─── Stored data

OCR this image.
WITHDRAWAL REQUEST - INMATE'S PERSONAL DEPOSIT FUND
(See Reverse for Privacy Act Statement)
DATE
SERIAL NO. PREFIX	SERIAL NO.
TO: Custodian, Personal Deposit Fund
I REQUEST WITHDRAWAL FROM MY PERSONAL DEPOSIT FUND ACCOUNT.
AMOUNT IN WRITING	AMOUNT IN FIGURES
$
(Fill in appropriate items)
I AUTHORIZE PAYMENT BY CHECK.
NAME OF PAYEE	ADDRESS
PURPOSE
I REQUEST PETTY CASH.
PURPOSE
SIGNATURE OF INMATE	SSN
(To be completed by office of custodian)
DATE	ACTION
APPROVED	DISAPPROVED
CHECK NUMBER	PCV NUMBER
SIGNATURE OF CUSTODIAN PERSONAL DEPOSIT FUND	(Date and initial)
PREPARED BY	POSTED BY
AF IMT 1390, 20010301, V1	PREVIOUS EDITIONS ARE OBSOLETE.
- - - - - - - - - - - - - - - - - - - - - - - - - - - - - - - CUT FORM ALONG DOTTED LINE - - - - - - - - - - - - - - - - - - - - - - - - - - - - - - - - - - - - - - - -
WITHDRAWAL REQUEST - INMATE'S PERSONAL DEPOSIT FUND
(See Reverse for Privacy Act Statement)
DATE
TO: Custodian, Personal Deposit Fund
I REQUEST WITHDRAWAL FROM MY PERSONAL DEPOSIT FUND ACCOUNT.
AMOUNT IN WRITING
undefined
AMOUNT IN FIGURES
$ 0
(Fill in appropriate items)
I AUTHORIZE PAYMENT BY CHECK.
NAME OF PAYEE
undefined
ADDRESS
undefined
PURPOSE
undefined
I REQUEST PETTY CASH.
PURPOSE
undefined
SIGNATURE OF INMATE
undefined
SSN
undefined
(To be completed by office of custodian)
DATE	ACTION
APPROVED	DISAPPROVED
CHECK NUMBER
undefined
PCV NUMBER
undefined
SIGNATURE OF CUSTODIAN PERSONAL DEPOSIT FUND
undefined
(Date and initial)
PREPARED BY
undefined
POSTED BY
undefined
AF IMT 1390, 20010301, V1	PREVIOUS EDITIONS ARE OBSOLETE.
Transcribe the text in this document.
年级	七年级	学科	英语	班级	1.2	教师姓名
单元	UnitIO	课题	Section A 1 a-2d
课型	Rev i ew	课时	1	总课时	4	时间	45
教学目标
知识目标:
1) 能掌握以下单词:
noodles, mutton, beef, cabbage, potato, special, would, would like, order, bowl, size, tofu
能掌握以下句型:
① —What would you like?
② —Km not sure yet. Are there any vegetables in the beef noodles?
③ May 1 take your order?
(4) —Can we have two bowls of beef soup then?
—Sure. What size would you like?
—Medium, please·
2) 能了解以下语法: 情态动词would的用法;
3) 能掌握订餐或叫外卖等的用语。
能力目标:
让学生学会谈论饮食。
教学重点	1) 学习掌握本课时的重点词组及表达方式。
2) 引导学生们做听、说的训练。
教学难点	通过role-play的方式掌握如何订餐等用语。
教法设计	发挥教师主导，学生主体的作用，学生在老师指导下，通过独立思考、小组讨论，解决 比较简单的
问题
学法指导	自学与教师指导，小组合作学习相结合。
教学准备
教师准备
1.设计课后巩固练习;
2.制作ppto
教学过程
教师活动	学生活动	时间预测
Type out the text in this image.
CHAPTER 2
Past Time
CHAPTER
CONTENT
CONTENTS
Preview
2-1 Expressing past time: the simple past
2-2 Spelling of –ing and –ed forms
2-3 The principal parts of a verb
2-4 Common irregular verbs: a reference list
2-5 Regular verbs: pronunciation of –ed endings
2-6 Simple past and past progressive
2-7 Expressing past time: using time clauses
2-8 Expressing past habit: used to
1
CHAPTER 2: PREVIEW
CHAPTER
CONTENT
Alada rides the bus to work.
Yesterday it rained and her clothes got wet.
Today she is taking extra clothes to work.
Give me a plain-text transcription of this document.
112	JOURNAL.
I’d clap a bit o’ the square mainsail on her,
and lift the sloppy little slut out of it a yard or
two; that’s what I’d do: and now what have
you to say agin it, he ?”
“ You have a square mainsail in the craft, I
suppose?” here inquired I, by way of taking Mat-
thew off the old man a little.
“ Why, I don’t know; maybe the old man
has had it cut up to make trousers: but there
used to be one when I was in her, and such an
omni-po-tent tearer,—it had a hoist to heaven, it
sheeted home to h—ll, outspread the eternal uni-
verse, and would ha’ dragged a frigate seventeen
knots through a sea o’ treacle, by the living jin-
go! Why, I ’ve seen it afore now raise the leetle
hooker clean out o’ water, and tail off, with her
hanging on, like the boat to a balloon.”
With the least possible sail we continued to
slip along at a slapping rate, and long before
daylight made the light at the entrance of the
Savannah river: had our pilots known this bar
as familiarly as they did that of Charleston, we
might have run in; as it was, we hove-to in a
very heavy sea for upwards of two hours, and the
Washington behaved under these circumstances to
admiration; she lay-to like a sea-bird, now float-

──────

* [Task statement]: Filter out all lines lacking the word "NUMBER" and copy the rest.

* [Result for this exercise]:
CHECK NUMBER	PCV NUMBER
CHECK NUMBER
PCV NUMBER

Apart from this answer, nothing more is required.